Return the records in full, exactly as given.
(begin)
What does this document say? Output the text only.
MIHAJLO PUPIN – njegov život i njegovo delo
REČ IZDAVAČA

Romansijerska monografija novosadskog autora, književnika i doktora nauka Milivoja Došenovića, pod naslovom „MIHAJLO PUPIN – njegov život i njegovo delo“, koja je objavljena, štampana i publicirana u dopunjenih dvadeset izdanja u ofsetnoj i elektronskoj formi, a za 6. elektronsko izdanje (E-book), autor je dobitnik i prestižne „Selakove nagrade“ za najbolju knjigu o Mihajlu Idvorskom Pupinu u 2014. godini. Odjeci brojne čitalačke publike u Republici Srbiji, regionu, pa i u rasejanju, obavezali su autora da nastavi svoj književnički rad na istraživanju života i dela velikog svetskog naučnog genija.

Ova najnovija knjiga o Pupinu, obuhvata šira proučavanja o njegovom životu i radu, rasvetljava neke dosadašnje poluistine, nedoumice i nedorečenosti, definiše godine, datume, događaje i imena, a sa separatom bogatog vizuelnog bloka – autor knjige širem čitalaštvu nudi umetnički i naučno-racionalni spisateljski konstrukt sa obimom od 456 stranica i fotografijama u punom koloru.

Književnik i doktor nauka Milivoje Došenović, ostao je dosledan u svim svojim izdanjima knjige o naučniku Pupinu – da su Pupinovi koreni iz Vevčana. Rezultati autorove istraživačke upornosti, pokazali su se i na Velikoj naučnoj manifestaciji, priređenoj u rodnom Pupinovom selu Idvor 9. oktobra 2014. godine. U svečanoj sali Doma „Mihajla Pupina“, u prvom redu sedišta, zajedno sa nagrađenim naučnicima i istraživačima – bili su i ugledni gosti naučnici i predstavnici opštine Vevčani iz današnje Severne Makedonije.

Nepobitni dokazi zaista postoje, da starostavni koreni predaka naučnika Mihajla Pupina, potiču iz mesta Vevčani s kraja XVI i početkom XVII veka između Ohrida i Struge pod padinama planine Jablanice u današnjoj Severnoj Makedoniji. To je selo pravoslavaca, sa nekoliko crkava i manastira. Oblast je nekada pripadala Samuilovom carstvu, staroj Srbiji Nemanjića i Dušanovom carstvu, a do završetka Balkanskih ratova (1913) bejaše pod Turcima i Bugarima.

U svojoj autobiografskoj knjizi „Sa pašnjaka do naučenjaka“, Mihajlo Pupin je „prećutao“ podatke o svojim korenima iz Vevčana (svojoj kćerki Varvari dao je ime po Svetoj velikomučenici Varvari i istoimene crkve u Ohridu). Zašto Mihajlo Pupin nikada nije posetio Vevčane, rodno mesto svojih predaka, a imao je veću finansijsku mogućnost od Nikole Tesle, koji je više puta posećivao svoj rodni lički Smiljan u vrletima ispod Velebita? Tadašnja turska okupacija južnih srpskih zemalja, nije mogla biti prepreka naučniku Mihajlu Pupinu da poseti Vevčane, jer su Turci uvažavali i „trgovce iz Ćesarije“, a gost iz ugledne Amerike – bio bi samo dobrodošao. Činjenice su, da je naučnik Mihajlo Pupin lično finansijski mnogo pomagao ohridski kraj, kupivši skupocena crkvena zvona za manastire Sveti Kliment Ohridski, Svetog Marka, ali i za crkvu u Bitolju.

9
(end)
» EXERCISE ANSWER
What does this document say? Output the text only.
MIHAJLO PUPIN – njegov život i njegovo delo
REČ IZDAVAČA

Romansijerska monografija novosadskog autora, književnika i doktora nauka Milivoja Došenovića, pod naslovom „MIHAJLO PUPIN – njegov život i njegovo delo“, koja je objavljena, štampana i publicirana u dopunjenih dvadeset izdanja u ofsetnoj i elektronskoj formi, a za 6. elektronsko izdanje (E-book), autor je dobitnik i prestižne „Selakove nagrade“ za najbolju knjigu o Mihajlu Idvorskom Pupinu u 2014. godini. Odjeci brojne čitalačke publike u Republici Srbiji, regionu, pa i u rasejanju, obavezali su autora da nastavi svoj književnički rad na istraživanju života i dela velikog svetskog naučnog genija.

Ova najnovija knjiga o Pupinu, obuhvata šira proučavanja o njegovom životu i radu, rasvetljava neke dosadašnje poluistine, nedoumice i nedorečenosti, definiše godine, datume, događaje i imena, a sa separatom bogatog vizuelnog bloka – autor knjige širem čitalaštvu nudi umetnički i naučno-racionalni spisateljski konstrukt sa obimom od 456 stranica i fotografijama u punom koloru.

Književnik i doktor nauka Milivoje Došenović, ostao je dosledan u svim svojim izdanjima knjige o naučniku Pupinu – da su Pupinovi koreni iz Vevčana. Rezultati autorove istraživačke upornosti, pokazali su se i na Velikoj naučnoj manifestaciji, priređenoj u rodnom Pupinovom selu Idvor 9. oktobra 2014. godine. U svečanoj sali Doma „Mihajla Pupina“, u prvom redu sedišta, zajedno sa nagrađenim naučnicima i istraživačima – bili su i ugledni gosti naučnici i predstavnici opštine Vevčani iz današnje Severne Makedonije.

Nepobitni dokazi zaista postoje, da starostavni koreni predaka naučnika Mihajla Pupina, potiču iz mesta Vevčani s kraja XVI i početkom XVII veka između Ohrida i Struge pod padinama planine Jablanice u današnjoj Severnoj Makedoniji. To je selo pravoslavaca, sa nekoliko crkava i manastira. Oblast je nekada pripadala Samuilovom carstvu, staroj Srbiji Nemanjića i Dušanovom carstvu, a do završetka Balkanskih ratova (1913) bejaše pod Turcima i Bugarima.

U svojoj autobiografskoj knjizi „Sa pašnjaka do naučenjaka“, Mihajlo Pupin je „prećutao“ podatke o svojim korenima iz Vevčana (svojoj kćerki Varvari dao je ime po Svetoj velikomučenici Varvari i istoimene crkve u Ohridu). Zašto Mihajlo Pupin nikada nije posetio Vevčane, rodno mesto svojih predaka, a imao je veću finansijsku mogućnost od Nikole Tesle, koji je više puta posećivao svoj rodni lički Smiljan u vrletima ispod Velebita? Tadašnja turska okupacija južnih srpskih zemalja, nije mogla biti prepreka naučniku Mihajlu Pupinu da poseti Vevčane, jer su Turci uvažavali i „trgovce iz Ćesarije“, a gost iz ugledne Amerike – bio bi samo dobrodošao. Činjenice su, da je naučnik Mihajlo Pupin lično finansijski mnogo pomagao ohridski kraj, kupivši skupocena crkvena zvona za manastire Sveti Kliment Ohridski, Svetog Marka, ali i za crkvu u Bitolju.

9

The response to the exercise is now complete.